**Exercise task:** In the listing below, pick out lines with "image".

**Provided material:**
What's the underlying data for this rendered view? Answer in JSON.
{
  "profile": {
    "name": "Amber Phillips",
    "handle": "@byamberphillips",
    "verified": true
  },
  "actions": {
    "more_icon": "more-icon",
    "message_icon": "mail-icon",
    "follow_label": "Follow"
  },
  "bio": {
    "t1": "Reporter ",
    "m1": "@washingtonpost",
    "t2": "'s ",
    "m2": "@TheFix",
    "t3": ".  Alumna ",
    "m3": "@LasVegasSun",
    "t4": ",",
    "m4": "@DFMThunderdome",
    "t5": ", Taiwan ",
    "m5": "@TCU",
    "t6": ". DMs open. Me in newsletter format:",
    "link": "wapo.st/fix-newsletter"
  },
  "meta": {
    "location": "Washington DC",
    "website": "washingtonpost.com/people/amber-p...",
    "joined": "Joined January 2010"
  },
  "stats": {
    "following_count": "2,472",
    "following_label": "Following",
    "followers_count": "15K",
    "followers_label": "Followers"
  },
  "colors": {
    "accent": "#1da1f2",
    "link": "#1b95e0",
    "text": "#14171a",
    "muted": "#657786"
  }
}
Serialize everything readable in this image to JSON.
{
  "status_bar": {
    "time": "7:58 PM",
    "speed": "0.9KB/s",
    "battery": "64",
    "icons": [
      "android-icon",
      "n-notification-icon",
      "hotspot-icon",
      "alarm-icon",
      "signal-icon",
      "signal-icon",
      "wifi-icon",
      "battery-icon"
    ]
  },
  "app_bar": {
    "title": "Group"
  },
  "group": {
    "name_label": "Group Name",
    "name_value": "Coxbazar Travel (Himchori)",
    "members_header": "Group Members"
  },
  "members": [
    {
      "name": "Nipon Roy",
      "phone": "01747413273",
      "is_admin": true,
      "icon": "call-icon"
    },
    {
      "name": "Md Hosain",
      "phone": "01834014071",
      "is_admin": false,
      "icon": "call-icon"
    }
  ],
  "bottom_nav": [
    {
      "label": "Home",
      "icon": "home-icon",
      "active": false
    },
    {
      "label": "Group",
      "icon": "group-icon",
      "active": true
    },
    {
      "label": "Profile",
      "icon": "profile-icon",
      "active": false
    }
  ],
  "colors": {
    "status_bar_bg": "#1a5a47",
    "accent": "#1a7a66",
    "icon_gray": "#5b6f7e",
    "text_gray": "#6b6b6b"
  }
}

==

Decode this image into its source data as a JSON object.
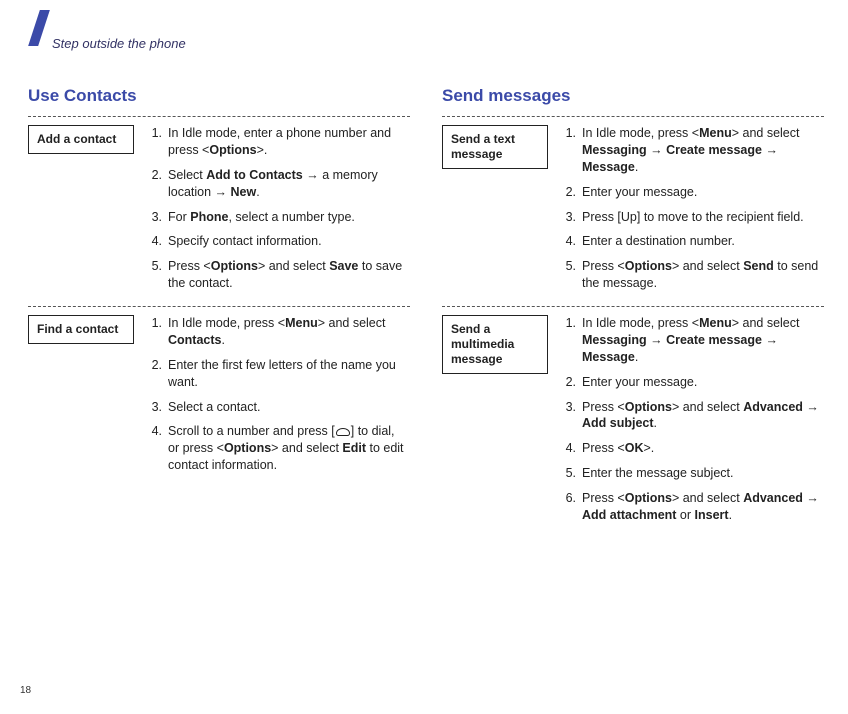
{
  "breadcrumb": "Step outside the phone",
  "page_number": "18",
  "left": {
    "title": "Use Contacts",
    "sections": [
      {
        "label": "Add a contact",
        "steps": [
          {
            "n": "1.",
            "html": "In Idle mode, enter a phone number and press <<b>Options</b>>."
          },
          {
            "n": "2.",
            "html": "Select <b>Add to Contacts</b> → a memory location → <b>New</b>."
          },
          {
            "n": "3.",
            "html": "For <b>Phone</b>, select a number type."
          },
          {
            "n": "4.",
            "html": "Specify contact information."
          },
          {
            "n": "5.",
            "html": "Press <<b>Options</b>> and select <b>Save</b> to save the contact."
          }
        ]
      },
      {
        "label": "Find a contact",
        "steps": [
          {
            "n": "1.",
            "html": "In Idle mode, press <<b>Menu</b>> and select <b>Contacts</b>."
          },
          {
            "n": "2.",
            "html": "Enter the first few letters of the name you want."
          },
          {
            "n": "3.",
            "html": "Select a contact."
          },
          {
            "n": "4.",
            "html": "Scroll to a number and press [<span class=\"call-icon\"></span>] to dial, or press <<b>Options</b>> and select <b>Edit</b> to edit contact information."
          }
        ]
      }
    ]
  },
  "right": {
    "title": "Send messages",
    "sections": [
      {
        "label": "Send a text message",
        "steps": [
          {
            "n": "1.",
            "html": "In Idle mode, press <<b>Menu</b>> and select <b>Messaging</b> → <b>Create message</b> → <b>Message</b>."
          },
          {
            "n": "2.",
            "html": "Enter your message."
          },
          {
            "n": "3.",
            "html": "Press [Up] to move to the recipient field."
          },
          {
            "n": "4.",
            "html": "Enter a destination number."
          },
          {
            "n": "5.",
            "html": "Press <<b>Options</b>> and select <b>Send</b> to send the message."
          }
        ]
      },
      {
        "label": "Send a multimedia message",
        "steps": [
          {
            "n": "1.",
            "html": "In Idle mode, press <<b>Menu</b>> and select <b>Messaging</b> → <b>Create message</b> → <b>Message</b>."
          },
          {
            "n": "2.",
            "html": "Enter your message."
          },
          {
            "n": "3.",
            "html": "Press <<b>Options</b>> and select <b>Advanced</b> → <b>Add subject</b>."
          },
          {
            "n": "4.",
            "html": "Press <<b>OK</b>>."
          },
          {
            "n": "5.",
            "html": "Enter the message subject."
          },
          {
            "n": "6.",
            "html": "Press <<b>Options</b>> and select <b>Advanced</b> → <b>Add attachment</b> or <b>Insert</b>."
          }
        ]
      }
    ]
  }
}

--

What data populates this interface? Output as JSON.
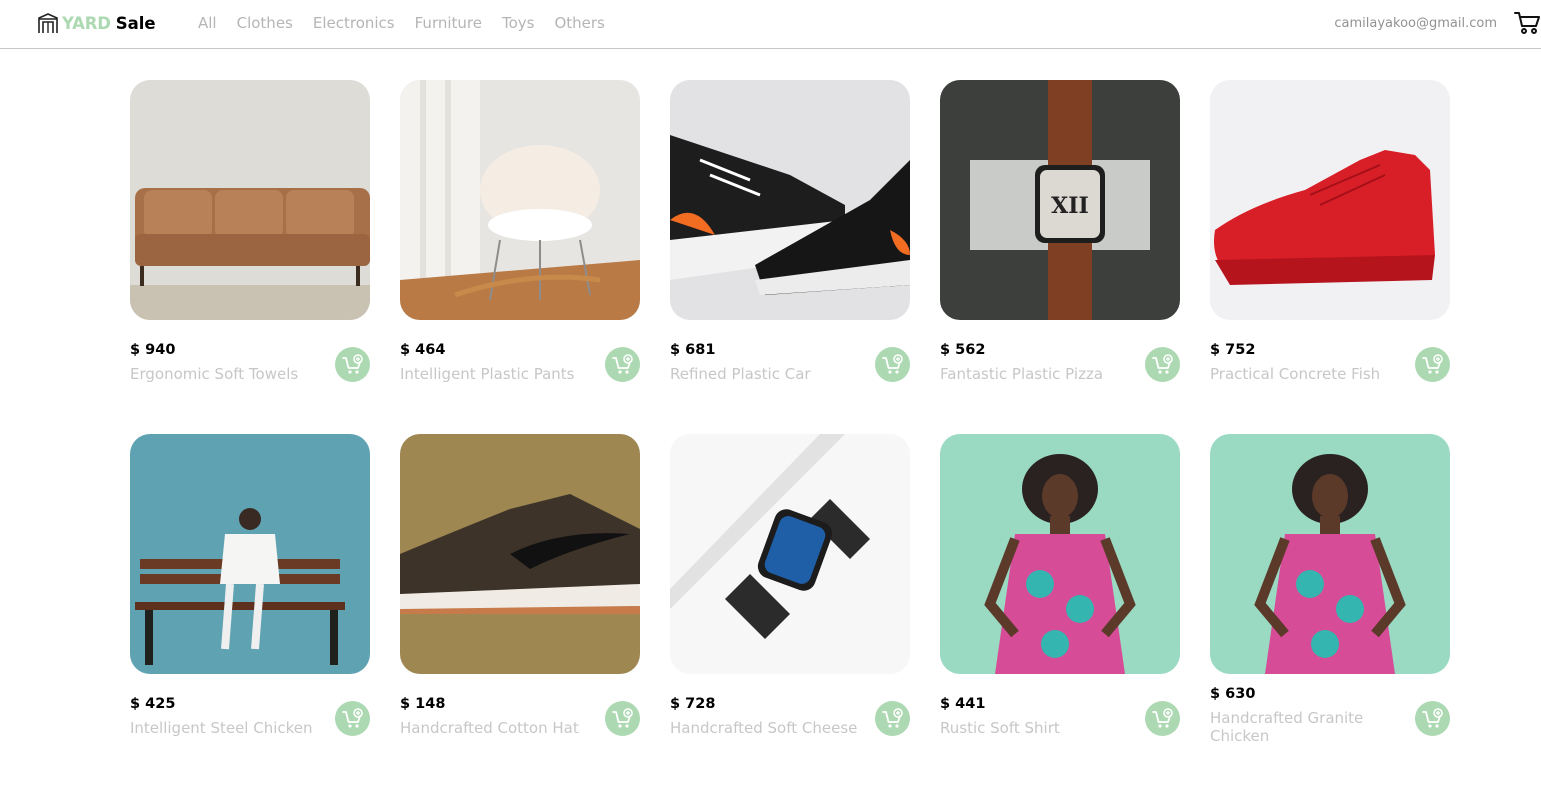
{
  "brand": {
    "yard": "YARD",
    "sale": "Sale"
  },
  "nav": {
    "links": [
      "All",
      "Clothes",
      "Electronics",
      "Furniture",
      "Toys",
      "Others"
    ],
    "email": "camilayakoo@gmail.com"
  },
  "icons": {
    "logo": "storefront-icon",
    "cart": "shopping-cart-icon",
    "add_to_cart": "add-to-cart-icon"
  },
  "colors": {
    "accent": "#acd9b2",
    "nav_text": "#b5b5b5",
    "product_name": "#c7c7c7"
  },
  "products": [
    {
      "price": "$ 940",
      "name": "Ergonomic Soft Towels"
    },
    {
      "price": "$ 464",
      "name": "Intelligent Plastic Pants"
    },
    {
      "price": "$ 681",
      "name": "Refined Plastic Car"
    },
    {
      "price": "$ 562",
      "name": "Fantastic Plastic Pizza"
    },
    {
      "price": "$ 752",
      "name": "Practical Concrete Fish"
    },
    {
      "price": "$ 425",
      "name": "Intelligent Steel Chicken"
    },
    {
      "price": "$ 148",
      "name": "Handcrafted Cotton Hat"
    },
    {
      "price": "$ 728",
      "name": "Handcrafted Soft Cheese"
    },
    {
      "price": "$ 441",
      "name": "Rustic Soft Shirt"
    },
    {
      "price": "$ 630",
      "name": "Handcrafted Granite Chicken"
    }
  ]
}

**Answer:**
Serialize everything readable in this image to JSON.
Decode this image into its source data as a JSON object.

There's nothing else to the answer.